____ RECORDS FOR THIS TASK
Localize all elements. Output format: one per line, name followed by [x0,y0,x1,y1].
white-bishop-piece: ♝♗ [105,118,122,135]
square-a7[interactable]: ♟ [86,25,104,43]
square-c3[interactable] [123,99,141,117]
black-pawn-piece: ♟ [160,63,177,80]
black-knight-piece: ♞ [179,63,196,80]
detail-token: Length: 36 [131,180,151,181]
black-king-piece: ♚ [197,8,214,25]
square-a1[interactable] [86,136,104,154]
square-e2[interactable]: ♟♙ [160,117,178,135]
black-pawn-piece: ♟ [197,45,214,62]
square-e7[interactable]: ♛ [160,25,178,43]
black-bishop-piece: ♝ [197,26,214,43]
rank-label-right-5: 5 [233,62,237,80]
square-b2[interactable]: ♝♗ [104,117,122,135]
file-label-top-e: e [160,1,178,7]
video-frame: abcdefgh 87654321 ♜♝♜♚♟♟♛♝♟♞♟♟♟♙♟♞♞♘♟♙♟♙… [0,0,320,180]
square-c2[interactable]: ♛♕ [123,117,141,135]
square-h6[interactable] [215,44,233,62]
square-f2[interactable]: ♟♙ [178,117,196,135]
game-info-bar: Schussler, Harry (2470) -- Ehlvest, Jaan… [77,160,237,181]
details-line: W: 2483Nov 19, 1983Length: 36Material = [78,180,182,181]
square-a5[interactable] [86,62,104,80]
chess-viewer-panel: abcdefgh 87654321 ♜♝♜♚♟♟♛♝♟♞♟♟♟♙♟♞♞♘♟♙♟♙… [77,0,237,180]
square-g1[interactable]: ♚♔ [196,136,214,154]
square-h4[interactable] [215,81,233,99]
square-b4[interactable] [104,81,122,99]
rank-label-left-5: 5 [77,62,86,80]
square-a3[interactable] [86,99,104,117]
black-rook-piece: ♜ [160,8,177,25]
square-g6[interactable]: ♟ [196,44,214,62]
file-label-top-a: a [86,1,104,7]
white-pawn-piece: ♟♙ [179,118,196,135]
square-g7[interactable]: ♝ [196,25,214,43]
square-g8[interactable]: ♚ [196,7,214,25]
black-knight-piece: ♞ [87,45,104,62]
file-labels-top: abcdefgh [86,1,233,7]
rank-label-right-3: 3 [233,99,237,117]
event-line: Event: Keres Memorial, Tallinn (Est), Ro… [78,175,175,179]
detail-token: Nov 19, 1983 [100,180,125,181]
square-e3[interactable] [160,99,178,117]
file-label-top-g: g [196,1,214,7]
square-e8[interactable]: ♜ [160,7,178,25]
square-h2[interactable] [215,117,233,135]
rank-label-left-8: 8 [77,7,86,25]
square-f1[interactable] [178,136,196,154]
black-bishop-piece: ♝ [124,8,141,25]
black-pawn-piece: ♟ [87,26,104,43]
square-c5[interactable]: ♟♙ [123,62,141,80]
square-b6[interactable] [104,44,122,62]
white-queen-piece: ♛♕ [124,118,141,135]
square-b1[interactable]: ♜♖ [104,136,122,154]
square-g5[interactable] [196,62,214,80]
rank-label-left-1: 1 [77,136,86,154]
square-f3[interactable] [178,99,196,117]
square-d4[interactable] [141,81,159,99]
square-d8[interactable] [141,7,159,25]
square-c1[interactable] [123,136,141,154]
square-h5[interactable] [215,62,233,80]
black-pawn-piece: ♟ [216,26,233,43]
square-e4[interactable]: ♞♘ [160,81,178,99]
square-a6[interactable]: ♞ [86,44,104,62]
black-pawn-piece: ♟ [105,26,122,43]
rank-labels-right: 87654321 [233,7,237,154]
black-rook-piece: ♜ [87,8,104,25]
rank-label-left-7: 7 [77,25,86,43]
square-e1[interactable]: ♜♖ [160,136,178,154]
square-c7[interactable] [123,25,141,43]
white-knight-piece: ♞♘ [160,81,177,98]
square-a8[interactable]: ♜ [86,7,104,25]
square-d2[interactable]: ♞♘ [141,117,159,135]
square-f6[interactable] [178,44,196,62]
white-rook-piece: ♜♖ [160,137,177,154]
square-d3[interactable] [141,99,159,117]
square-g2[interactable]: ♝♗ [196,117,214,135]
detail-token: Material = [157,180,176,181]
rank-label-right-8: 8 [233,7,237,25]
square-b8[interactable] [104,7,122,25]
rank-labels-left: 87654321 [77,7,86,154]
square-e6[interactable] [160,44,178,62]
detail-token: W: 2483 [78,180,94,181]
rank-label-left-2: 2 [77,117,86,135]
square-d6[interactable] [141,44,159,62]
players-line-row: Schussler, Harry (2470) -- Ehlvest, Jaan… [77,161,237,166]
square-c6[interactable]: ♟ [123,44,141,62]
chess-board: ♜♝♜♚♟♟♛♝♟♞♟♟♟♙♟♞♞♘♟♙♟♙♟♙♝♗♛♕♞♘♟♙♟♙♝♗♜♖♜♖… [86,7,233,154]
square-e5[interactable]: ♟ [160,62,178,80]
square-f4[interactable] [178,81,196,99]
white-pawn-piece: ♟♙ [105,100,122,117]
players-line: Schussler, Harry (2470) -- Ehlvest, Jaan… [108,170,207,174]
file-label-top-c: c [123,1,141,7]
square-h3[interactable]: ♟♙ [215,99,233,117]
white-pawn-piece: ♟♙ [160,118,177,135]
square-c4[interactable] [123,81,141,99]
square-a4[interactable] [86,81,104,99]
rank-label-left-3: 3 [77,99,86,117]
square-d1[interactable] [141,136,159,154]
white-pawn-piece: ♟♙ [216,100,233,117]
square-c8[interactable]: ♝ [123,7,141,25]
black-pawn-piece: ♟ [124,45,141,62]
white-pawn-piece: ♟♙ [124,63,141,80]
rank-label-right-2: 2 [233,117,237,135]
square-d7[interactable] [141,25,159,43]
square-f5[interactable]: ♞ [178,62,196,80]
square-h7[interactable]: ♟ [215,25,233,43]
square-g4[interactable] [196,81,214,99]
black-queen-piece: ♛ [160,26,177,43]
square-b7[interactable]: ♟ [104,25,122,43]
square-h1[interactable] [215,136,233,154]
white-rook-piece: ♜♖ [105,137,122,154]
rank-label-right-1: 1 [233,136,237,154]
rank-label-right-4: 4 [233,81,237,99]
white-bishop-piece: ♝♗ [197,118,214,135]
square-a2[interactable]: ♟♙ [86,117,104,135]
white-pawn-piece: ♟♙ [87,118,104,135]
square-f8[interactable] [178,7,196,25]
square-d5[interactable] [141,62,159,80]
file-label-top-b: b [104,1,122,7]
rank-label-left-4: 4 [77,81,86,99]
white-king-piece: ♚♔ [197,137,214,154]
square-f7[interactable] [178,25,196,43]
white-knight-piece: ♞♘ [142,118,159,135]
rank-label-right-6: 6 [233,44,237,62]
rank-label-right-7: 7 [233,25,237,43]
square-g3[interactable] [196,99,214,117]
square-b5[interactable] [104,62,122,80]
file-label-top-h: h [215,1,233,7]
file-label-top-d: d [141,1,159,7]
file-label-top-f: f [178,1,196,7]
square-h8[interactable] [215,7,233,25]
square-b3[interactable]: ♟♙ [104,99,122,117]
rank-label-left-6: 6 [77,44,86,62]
________
PROBLEM TO SOLVE:
Can you arrange every line of the entries above as a JSON list of strings, one string per line, leaving out any blank lines?

FULL OUTPUT:
[
  "Localize all elements. Output format: one per line, name followed by [x0,y0,x1,y1].",
  "white-bishop-piece: ♝♗ [105,118,122,135]",
  "square-a7[interactable]: ♟ [86,25,104,43]",
  "square-c3[interactable] [123,99,141,117]",
  "black-pawn-piece: ♟ [160,63,177,80]",
  "black-knight-piece: ♞ [179,63,196,80]",
  "detail-token: Length: 36 [131,180,151,181]",
  "black-king-piece: ♚ [197,8,214,25]",
  "square-a1[interactable] [86,136,104,154]",
  "square-e2[interactable]: ♟♙ [160,117,178,135]",
  "black-pawn-piece: ♟ [197,45,214,62]",
  "square-e7[interactable]: ♛ [160,25,178,43]",
  "black-bishop-piece: ♝ [197,26,214,43]",
  "rank-label-right-5: 5 [233,62,237,80]",
  "square-b2[interactable]: ♝♗ [104,117,122,135]",
  "file-label-top-e: e [160,1,178,7]",
  "video-frame: abcdefgh 87654321 ♜♝♜♚♟♟♛♝♟♞♟♟♟♙♟♞♞♘♟♙♟♙… [0,0,320,180]",
  "square-c2[interactable]: ♛♕ [123,117,141,135]",
  "square-h6[interactable] [215,44,233,62]",
  "square-f2[interactable]: ♟♙ [178,117,196,135]",
  "game-info-bar: Schussler, Harry (2470) -- Ehlvest, Jaan… [77,160,237,181]",
  "details-line: W: 2483Nov 19, 1983Length: 36Material = [78,180,182,181]",
  "square-a5[interactable] [86,62,104,80]",
  "chess-viewer-panel: abcdefgh 87654321 ♜♝♜♚♟♟♛♝♟♞♟♟♟♙♟♞♞♘♟♙♟♙… [77,0,237,180]",
  "square-g1[interactable]: ♚♔ [196,136,214,154]",
  "square-h4[interactable] [215,81,233,99]",
  "square-b4[interactable] [104,81,122,99]",
  "rank-label-left-5: 5 [77,62,86,80]",
  "square-a3[interactable] [86,99,104,117]",
  "black-rook-piece: ♜ [160,8,177,25]",
  "square-g6[interactable]: ♟ [196,44,214,62]",
  "file-label-top-a: a [86,1,104,7]",
  "white-pawn-piece: ♟♙ [179,118,196,135]",
  "square-g7[interactable]: ♝ [196,25,214,43]",
  "square-g8[interactable]: ♚ [196,7,214,25]",
  "black-knight-piece: ♞ [87,45,104,62]",
  "file-labels-top: abcdefgh [86,1,233,7]",
  "rank-label-right-3: 3 [233,99,237,117]",
  "event-line: Event: Keres Memorial, Tallinn (Est), Ro… [78,175,175,179]",
  "detail-token: Nov 19, 1983 [100,180,125,181]",
  "square-e3[interactable] [160,99,178,117]",
  "file-label-top-g: g [196,1,214,7]",
  "square-e8[interactable]: ♜ [160,7,178,25]",
  "square-h2[interactable] [215,117,233,135]",
  "rank-label-left-8: 8 [77,7,86,25]",
  "square-f1[interactable] [178,136,196,154]",
  "black-bishop-piece: ♝ [124,8,141,25]",
  "black-pawn-piece: ♟ [87,26,104,43]",
  "square-c5[interactable]: ♟♙ [123,62,141,80]",
  "square-b6[interactable] [104,44,122,62]",
  "white-queen-piece: ♛♕ [124,118,141,135]",
  "square-b1[interactable]: ♜♖ [104,136,122,154]",
  "square-g5[interactable] [196,62,214,80]",
  "rank-label-left-1: 1 [77,136,86,154]",
  "square-f3[interactable] [178,99,196,117]",
  "square-d4[interactable] [141,81,159,99]",
  "square-d8[interactable] [141,7,159,25]",
  "square-c1[interactable] [123,136,141,154]",
  "square-h5[interactable] [215,62,233,80]",
  "black-pawn-piece: ♟ [216,26,233,43]",
  "square-e4[interactable]: ♞♘ [160,81,178,99]",
  "square-a6[interactable]: ♞ [86,44,104,62]",
  "black-pawn-piece: ♟ [105,26,122,43]",
  "rank-labels-right: 87654321 [233,7,237,154]",
  "black-rook-piece: ♜ [87,8,104,25]",
  "rank-label-left-7: 7 [77,25,86,43]",
  "square-e1[interactable]: ♜♖ [160,136,178,154]",
  "square-c7[interactable] [123,25,141,43]",
  "white-knight-piece: ♞♘ [160,81,177,98]",
  "square-a8[interactable]: ♜ [86,7,104,25]",
  "square-d2[interactable]: ♞♘ [141,117,159,135]",
  "square-f6[interactable] [178,44,196,62]",
  "white-rook-piece: ♜♖ [160,137,177,154]",
  "square-d3[interactable] [141,99,159,117]",
  "square-g2[interactable]: ♝♗ [196,117,214,135]",
  "detail-token: Material = [157,180,176,181]",
  "rank-label-right-8: 8 [233,7,237,25]",
  "square-b8[interactable] [104,7,122,25]",
  "rank-labels-left: 87654321 [77,7,86,154]",
  "square-e6[interactable] [160,44,178,62]",
  "detail-token: W: 2483 [78,180,94,181]",
  "rank-label-left-2: 2 [77,117,86,135]",
  "square-d6[interactable] [141,44,159,62]",
  "players-line-row: Schussler, Harry (2470) -- Ehlvest, Jaan… [77,161,237,166]",
  "square-c6[interactable]: ♟ [123,44,141,62]",
  "chess-board: ♜♝♜♚♟♟♛♝♟♞♟♟♟♙♟♞♞♘♟♙♟♙♟♙♝♗♛♕♞♘♟♙♟♙♝♗♜♖♜♖… [86,7,233,154]",
  "square-e5[interactable]: ♟ [160,62,178,80]",
  "square-f4[interactable] [178,81,196,99]",
  "white-pawn-piece: ♟♙ [105,100,122,117]",
  "players-line: Schussler, Harry (2470) -- Ehlvest, Jaan… [108,170,207,174]",
  "file-label-top-c: c [123,1,141,7]",
  "square-h3[interactable]: ♟♙ [215,99,233,117]",
  "white-pawn-piece: ♟♙ [160,118,177,135]",
  "square-c4[interactable] [123,81,141,99]",
  "square-a4[interactable] [86,81,104,99]",
  "rank-label-left-3: 3 [77,99,86,117]",
  "square-d1[interactable] [141,136,159,154]",
  "white-pawn-piece: ♟♙ [216,100,233,117]",
  "square-c8[interactable]: ♝ [123,7,141,25]",
  "black-pawn-piece: ♟ [124,45,141,62]",
  "white-pawn-piece: ♟♙ [124,63,141,80]",
  "rank-label-right-2: 2 [233,117,237,135]",
  "square-d7[interactable] [141,25,159,43]",
  "square-f5[interactable]: ♞ [178,62,196,80]",
  "square-h7[interactable]: ♟ [215,25,233,43]",
  "square-g4[interactable] [196,81,214,99]",
  "black-queen-piece: ♛ [160,26,177,43]",
  "square-b7[interactable]: ♟ [104,25,122,43]",
  "square-h1[interactable] [215,136,233,154]",
  "white-rook-piece: ♜♖ [105,137,122,154]",
  "rank-label-right-1: 1 [233,136,237,154]",
  "rank-label-right-4: 4 [233,81,237,99]",
  "white-bishop-piece: ♝♗ [197,118,214,135]",
  "square-a2[interactable]: ♟♙ [86,117,104,135]",
  "white-pawn-piece: ♟♙ [87,118,104,135]",
  "square-f8[interactable] [178,7,196,25]",
  "square-d5[interactable] [141,62,159,80]",
  "file-label-top-b: b [104,1,122,7]",
  "rank-label-left-4: 4 [77,81,86,99]",
  "white-king-piece: ♚♔ [197,137,214,154]",
  "square-f7[interactable] [178,25,196,43]",
  "white-knight-piece: ♞♘ [142,118,159,135]",
  "rank-label-right-6: 6 [233,44,237,62]",
  "rank-label-right-7: 7 [233,25,237,43]",
  "square-g3[interactable] [196,99,214,117]",
  "square-b5[interactable] [104,62,122,80]",
  "file-label-top-h: h [215,1,233,7]",
  "file-label-top-d: d [141,1,159,7]",
  "file-label-top-f: f [178,1,196,7]",
  "square-h8[interactable] [215,7,233,25]",
  "square-b3[interactable]: ♟♙ [104,99,122,117]",
  "rank-label-left-6: 6 [77,44,86,62]"
]